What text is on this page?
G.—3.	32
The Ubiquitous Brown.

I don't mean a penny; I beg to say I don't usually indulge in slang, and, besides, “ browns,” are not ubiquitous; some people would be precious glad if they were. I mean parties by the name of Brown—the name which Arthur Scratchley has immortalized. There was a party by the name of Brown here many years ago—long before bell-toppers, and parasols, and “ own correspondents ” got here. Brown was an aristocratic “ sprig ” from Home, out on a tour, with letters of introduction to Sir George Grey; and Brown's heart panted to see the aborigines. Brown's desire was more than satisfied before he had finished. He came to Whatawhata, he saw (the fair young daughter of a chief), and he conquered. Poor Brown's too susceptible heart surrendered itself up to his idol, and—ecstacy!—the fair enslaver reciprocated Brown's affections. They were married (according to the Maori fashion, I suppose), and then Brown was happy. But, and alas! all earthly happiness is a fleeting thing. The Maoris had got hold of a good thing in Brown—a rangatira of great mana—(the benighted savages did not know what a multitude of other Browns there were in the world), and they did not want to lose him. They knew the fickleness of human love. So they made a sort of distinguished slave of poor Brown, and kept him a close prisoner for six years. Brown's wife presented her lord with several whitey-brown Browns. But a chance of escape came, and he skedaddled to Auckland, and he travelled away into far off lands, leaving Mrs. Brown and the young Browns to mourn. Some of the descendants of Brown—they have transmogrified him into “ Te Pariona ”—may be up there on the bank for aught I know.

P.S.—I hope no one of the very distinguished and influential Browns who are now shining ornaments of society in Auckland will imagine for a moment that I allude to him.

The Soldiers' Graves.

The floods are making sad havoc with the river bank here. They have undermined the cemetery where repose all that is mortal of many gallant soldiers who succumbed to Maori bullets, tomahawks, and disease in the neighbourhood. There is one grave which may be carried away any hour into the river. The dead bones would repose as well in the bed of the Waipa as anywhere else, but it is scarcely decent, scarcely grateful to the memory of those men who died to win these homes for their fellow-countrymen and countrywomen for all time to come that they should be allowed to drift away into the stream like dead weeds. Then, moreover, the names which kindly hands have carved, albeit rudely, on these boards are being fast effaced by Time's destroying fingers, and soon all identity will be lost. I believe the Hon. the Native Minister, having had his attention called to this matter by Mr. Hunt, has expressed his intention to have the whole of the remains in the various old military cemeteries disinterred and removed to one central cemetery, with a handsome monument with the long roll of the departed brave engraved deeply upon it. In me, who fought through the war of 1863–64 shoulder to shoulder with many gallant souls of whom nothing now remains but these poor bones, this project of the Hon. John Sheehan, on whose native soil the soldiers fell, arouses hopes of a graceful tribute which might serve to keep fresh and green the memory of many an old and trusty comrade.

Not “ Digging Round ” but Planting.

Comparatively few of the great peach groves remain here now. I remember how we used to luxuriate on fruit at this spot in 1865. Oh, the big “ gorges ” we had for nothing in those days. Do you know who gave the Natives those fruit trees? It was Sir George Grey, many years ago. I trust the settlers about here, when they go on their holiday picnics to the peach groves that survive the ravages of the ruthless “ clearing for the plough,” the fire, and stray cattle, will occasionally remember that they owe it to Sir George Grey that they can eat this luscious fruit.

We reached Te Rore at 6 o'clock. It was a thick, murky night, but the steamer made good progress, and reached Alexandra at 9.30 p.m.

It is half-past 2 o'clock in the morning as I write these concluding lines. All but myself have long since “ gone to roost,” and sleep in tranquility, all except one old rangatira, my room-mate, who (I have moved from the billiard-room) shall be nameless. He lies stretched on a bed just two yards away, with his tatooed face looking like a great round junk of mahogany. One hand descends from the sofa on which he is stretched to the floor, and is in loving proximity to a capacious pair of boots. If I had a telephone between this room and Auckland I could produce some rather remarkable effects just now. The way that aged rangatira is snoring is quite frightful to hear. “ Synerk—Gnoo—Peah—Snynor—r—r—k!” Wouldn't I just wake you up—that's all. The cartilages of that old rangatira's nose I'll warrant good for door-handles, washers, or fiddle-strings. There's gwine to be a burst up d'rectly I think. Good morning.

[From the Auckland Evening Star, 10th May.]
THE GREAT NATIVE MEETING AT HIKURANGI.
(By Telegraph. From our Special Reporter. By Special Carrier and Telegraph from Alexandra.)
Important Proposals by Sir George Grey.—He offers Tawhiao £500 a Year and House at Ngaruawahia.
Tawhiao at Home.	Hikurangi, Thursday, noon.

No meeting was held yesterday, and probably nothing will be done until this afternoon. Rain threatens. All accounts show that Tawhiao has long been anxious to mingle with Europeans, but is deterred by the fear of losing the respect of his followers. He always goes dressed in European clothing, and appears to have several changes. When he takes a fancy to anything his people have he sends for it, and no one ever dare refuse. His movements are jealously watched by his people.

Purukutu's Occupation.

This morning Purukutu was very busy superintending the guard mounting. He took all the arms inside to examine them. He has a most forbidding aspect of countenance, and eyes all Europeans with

Task description = Filter the records, keeping only lines that contain "very", and show those lines.

Task response =
P.S.—I hope no one of the very distinguished and influential Browns who are now shining ornaments of society in Auckland will imagine for a moment that I allude to him.
This morning Purukutu was very busy superintending the guard mounting. He took all the arms inside to examine them. He has a most forbidding aspect of countenance, and eyes all Europeans with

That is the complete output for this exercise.